* _What is being asked_:
Write out the listing below again, precisely as it is given.

Extracted records
:::

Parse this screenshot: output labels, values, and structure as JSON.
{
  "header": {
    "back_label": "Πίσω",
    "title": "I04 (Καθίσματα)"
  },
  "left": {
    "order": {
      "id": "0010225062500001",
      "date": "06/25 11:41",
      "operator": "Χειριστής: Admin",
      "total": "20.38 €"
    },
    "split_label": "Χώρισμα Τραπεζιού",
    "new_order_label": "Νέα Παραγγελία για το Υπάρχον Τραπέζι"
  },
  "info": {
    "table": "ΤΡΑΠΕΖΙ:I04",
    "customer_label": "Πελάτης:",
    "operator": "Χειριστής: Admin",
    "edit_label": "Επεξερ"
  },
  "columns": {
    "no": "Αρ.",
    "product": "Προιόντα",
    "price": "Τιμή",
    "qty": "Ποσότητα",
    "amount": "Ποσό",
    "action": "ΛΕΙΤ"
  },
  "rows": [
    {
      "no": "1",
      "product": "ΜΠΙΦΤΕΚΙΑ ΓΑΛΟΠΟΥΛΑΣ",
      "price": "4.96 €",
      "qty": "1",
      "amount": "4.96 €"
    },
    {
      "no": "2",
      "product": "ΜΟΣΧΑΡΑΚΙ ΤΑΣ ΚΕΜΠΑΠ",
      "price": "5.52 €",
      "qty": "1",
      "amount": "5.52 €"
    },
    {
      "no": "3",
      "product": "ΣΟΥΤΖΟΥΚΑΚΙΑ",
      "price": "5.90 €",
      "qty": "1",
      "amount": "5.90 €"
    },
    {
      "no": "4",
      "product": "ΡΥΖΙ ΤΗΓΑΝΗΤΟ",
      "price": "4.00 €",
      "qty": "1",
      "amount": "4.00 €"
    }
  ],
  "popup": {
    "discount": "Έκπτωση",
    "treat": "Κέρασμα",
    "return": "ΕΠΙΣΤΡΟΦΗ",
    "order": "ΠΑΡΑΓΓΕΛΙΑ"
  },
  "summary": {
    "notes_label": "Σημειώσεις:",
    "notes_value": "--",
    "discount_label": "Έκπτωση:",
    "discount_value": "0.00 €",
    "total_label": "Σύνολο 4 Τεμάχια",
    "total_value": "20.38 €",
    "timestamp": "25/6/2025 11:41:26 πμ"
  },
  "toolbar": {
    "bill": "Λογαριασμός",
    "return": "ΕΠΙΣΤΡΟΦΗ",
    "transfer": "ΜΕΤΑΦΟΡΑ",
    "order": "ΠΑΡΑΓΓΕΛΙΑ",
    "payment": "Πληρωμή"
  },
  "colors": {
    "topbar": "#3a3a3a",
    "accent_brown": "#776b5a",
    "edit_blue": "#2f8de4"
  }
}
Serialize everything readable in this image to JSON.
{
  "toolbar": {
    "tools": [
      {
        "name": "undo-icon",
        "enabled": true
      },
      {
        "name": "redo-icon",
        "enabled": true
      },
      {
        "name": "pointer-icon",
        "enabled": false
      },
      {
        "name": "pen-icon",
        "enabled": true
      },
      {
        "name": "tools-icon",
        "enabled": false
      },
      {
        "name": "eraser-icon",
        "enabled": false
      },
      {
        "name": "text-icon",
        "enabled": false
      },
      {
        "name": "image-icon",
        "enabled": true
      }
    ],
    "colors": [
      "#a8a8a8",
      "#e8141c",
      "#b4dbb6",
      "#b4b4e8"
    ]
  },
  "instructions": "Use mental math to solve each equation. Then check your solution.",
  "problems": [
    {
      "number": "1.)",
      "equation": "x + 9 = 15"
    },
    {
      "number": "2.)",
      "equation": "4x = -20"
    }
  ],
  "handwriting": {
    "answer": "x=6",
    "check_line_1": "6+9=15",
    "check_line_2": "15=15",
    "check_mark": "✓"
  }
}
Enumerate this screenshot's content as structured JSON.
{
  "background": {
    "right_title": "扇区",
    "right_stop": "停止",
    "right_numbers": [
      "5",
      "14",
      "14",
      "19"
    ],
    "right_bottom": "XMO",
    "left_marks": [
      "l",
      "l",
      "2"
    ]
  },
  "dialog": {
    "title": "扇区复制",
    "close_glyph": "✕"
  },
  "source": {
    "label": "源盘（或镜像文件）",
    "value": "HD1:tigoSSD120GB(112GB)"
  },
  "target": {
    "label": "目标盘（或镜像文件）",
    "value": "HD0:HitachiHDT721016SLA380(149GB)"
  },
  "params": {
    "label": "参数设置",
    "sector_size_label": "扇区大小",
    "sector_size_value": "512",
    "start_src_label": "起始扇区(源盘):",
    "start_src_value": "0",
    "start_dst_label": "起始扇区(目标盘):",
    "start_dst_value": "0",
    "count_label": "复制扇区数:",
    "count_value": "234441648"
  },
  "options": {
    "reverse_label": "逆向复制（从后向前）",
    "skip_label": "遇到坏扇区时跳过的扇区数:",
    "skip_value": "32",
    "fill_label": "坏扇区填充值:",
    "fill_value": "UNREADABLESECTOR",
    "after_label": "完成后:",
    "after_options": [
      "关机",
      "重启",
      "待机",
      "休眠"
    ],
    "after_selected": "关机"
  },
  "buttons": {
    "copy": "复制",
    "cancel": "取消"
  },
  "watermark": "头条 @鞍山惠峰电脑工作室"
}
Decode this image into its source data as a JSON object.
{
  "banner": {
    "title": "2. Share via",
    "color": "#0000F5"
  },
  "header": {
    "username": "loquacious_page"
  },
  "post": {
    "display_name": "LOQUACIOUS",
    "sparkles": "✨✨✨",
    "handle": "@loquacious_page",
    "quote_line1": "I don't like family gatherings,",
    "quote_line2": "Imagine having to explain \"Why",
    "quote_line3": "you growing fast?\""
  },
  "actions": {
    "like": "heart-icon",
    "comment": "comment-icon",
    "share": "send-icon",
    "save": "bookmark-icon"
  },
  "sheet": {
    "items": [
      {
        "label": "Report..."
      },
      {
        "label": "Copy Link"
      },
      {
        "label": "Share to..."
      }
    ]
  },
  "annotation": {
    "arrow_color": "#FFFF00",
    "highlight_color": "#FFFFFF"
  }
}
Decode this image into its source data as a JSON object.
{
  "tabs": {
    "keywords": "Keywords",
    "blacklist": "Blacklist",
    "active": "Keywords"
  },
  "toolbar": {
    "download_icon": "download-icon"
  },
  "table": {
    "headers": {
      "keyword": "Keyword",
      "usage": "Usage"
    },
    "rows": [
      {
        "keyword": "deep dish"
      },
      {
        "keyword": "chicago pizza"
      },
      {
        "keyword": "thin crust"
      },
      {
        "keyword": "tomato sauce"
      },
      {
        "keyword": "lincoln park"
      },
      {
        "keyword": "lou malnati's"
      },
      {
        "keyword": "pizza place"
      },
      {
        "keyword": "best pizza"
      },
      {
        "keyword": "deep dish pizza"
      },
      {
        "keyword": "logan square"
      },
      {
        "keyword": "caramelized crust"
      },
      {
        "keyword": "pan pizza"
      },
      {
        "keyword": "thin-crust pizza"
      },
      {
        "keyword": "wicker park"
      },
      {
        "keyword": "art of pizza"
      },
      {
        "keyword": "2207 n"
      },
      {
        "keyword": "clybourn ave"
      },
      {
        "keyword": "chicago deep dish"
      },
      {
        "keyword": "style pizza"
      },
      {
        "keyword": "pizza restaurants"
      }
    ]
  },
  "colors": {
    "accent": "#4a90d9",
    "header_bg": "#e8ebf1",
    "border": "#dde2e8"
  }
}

:::

* _Expected output_:
Parse this screenshot: output labels, values, and structure as JSON.
{
  "header": {
    "back_label": "Πίσω",
    "title": "I04 (Καθίσματα)"
  },
  "left": {
    "order": {
      "id": "0010225062500001",
      "date": "06/25 11:41",
      "operator": "Χειριστής: Admin",
      "total": "20.38 €"
    },
    "split_label": "Χώρισμα Τραπεζιού",
    "new_order_label": "Νέα Παραγγελία για το Υπάρχον Τραπέζι"
  },
  "info": {
    "table": "ΤΡΑΠΕΖΙ:I04",
    "customer_label": "Πελάτης:",
    "operator": "Χειριστής: Admin",
    "edit_label": "Επεξερ"
  },
  "columns": {
    "no": "Αρ.",
    "product": "Προιόντα",
    "price": "Τιμή",
    "qty": "Ποσότητα",
    "amount": "Ποσό",
    "action": "ΛΕΙΤ"
  },
  "rows": [
    {
      "no": "1",
      "product": "ΜΠΙΦΤΕΚΙΑ ΓΑΛΟΠΟΥΛΑΣ",
      "price": "4.96 €",
      "qty": "1",
      "amount": "4.96 €"
    },
    {
      "no": "2",
      "product": "ΜΟΣΧΑΡΑΚΙ ΤΑΣ ΚΕΜΠΑΠ",
      "price": "5.52 €",
      "qty": "1",
      "amount": "5.52 €"
    },
    {
      "no": "3",
      "product": "ΣΟΥΤΖΟΥΚΑΚΙΑ",
      "price": "5.90 €",
      "qty": "1",
      "amount": "5.90 €"
    },
    {
      "no": "4",
      "product": "ΡΥΖΙ ΤΗΓΑΝΗΤΟ",
      "price": "4.00 €",
      "qty": "1",
      "amount": "4.00 €"
    }
  ],
  "popup": {
    "discount": "Έκπτωση",
    "treat": "Κέρασμα",
    "return": "ΕΠΙΣΤΡΟΦΗ",
    "order": "ΠΑΡΑΓΓΕΛΙΑ"
  },
  "summary": {
    "notes_label": "Σημειώσεις:",
    "notes_value": "--",
    "discount_label": "Έκπτωση:",
    "discount_value": "0.00 €",
    "total_label": "Σύνολο 4 Τεμάχια",
    "total_value": "20.38 €",
    "timestamp": "25/6/2025 11:41:26 πμ"
  },
  "toolbar": {
    "bill": "Λογαριασμός",
    "return": "ΕΠΙΣΤΡΟΦΗ",
    "transfer": "ΜΕΤΑΦΟΡΑ",
    "order": "ΠΑΡΑΓΓΕΛΙΑ",
    "payment": "Πληρωμή"
  },
  "colors": {
    "topbar": "#3a3a3a",
    "accent_brown": "#776b5a",
    "edit_blue": "#2f8de4"
  }
}
Serialize everything readable in this image to JSON.
{
  "toolbar": {
    "tools": [
      {
        "name": "undo-icon",
        "enabled": true
      },
      {
        "name": "redo-icon",
        "enabled": true
      },
      {
        "name": "pointer-icon",
        "enabled": false
      },
      {
        "name": "pen-icon",
        "enabled": true
      },
      {
        "name": "tools-icon",
        "enabled": false
      },
      {
        "name": "eraser-icon",
        "enabled": false
      },
      {
        "name": "text-icon",
        "enabled": false
      },
      {
        "name": "image-icon",
        "enabled": true
      }
    ],
    "colors": [
      "#a8a8a8",
      "#e8141c",
      "#b4dbb6",
      "#b4b4e8"
    ]
  },
  "instructions": "Use mental math to solve each equation. Then check your solution.",
  "problems": [
    {
      "number": "1.)",
      "equation": "x + 9 = 15"
    },
    {
      "number": "2.)",
      "equation": "4x = -20"
    }
  ],
  "handwriting": {
    "answer": "x=6",
    "check_line_1": "6+9=15",
    "check_line_2": "15=15",
    "check_mark": "✓"
  }
}
Enumerate this screenshot's content as structured JSON.
{
  "background": {
    "right_title": "扇区",
    "right_stop": "停止",
    "right_numbers": [
      "5",
      "14",
      "14",
      "19"
    ],
    "right_bottom": "XMO",
    "left_marks": [
      "l",
      "l",
      "2"
    ]
  },
  "dialog": {
    "title": "扇区复制",
    "close_glyph": "✕"
  },
  "source": {
    "label": "源盘（或镜像文件）",
    "value": "HD1:tigoSSD120GB(112GB)"
  },
  "target": {
    "label": "目标盘（或镜像文件）",
    "value": "HD0:HitachiHDT721016SLA380(149GB)"
  },
  "params": {
    "label": "参数设置",
    "sector_size_label": "扇区大小",
    "sector_size_value": "512",
    "start_src_label": "起始扇区(源盘):",
    "start_src_value": "0",
    "start_dst_label": "起始扇区(目标盘):",
    "start_dst_value": "0",
    "count_label": "复制扇区数:",
    "count_value": "234441648"
  },
  "options": {
    "reverse_label": "逆向复制（从后向前）",
    "skip_label": "遇到坏扇区时跳过的扇区数:",
    "skip_value": "32",
    "fill_label": "坏扇区填充值:",
    "fill_value": "UNREADABLESECTOR",
    "after_label": "完成后:",
    "after_options": [
      "关机",
      "重启",
      "待机",
      "休眠"
    ],
    "after_selected": "关机"
  },
  "buttons": {
    "copy": "复制",
    "cancel": "取消"
  },
  "watermark": "头条 @鞍山惠峰电脑工作室"
}
Decode this image into its source data as a JSON object.
{
  "banner": {
    "title": "2. Share via",
    "color": "#0000F5"
  },
  "header": {
    "username": "loquacious_page"
  },
  "post": {
    "display_name": "LOQUACIOUS",
    "sparkles": "✨✨✨",
    "handle": "@loquacious_page",
    "quote_line1": "I don't like family gatherings,",
    "quote_line2": "Imagine having to explain \"Why",
    "quote_line3": "you growing fast?\""
  },
  "actions": {
    "like": "heart-icon",
    "comment": "comment-icon",
    "share": "send-icon",
    "save": "bookmark-icon"
  },
  "sheet": {
    "items": [
      {
        "label": "Report..."
      },
      {
        "label": "Copy Link"
      },
      {
        "label": "Share to..."
      }
    ]
  },
  "annotation": {
    "arrow_color": "#FFFF00",
    "highlight_color": "#FFFFFF"
  }
}
Decode this image into its source data as a JSON object.
{
  "tabs": {
    "keywords": "Keywords",
    "blacklist": "Blacklist",
    "active": "Keywords"
  },
  "toolbar": {
    "download_icon": "download-icon"
  },
  "table": {
    "headers": {
      "keyword": "Keyword",
      "usage": "Usage"
    },
    "rows": [
      {
        "keyword": "deep dish"
      },
      {
        "keyword": "chicago pizza"
      },
      {
        "keyword": "thin crust"
      },
      {
        "keyword": "tomato sauce"
      },
      {
        "keyword": "lincoln park"
      },
      {
        "keyword": "lou malnati's"
      },
      {
        "keyword": "pizza place"
      },
      {
        "keyword": "best pizza"
      },
      {
        "keyword": "deep dish pizza"
      },
      {
        "keyword": "logan square"
      },
      {
        "keyword": "caramelized crust"
      },
      {
        "keyword": "pan pizza"
      },
      {
        "keyword": "thin-crust pizza"
      },
      {
        "keyword": "wicker park"
      },
      {
        "keyword": "art of pizza"
      },
      {
        "keyword": "2207 n"
      },
      {
        "keyword": "clybourn ave"
      },
      {
        "keyword": "chicago deep dish"
      },
      {
        "keyword": "style pizza"
      },
      {
        "keyword": "pizza restaurants"
      }
    ]
  },
  "colors": {
    "accent": "#4a90d9",
    "header_bg": "#e8ebf1",
    "border": "#dde2e8"
  }
}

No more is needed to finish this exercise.